[start]

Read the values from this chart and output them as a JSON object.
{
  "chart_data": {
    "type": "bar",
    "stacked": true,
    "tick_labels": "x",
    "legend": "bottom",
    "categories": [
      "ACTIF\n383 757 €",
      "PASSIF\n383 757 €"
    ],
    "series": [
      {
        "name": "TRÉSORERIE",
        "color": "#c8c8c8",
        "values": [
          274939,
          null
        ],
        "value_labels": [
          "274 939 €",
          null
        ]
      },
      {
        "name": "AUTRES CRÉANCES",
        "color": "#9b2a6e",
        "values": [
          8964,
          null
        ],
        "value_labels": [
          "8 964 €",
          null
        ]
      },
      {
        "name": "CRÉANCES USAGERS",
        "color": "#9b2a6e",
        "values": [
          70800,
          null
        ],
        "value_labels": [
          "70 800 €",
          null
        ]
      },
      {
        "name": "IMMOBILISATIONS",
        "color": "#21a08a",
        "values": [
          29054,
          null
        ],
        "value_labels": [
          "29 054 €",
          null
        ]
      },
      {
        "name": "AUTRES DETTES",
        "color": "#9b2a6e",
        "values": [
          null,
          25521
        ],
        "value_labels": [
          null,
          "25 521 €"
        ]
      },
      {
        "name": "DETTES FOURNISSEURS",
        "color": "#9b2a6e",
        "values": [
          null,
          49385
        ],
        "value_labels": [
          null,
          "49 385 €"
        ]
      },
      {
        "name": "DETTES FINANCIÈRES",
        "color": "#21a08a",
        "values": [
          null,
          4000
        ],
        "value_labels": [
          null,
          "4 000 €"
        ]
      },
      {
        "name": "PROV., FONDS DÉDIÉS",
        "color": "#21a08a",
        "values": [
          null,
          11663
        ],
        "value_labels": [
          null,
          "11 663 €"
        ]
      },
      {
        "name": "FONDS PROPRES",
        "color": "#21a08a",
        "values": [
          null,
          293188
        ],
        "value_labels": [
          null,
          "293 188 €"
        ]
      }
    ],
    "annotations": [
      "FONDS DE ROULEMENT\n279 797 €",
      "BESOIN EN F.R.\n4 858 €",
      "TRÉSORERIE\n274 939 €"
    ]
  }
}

[end]

TASK INSTRUCTIONS: Return every line of the material exactly.

SOLUTION FOR THIS EXERCISE:
Read the values from this chart and output them as a JSON object.
{
  "chart_data": {
    "type": "bar",
    "stacked": true,
    "tick_labels": "x",
    "legend": "bottom",
    "categories": [
      "ACTIF\n383 757 €",
      "PASSIF\n383 757 €"
    ],
    "series": [
      {
        "name": "TRÉSORERIE",
        "color": "#c8c8c8",
        "values": [
          274939,
          null
        ],
        "value_labels": [
          "274 939 €",
          null
        ]
      },
      {
        "name": "AUTRES CRÉANCES",
        "color": "#9b2a6e",
        "values": [
          8964,
          null
        ],
        "value_labels": [
          "8 964 €",
          null
        ]
      },
      {
        "name": "CRÉANCES USAGERS",
        "color": "#9b2a6e",
        "values": [
          70800,
          null
        ],
        "value_labels": [
          "70 800 €",
          null
        ]
      },
      {
        "name": "IMMOBILISATIONS",
        "color": "#21a08a",
        "values": [
          29054,
          null
        ],
        "value_labels": [
          "29 054 €",
          null
        ]
      },
      {
        "name": "AUTRES DETTES",
        "color": "#9b2a6e",
        "values": [
          null,
          25521
        ],
        "value_labels": [
          null,
          "25 521 €"
        ]
      },
      {
        "name": "DETTES FOURNISSEURS",
        "color": "#9b2a6e",
        "values": [
          null,
          49385
        ],
        "value_labels": [
          null,
          "49 385 €"
        ]
      },
      {
        "name": "DETTES FINANCIÈRES",
        "color": "#21a08a",
        "values": [
          null,
          4000
        ],
        "value_labels": [
          null,
          "4 000 €"
        ]
      },
      {
        "name": "PROV., FONDS DÉDIÉS",
        "color": "#21a08a",
        "values": [
          null,
          11663
        ],
        "value_labels": [
          null,
          "11 663 €"
        ]
      },
      {
        "name": "FONDS PROPRES",
        "color": "#21a08a",
        "values": [
          null,
          293188
        ],
        "value_labels": [
          null,
          "293 188 €"
        ]
      }
    ],
    "annotations": [
      "FONDS DE ROULEMENT\n279 797 €",
      "BESOIN EN F.R.\n4 858 €",
      "TRÉSORERIE\n274 939 €"
    ]
  }
}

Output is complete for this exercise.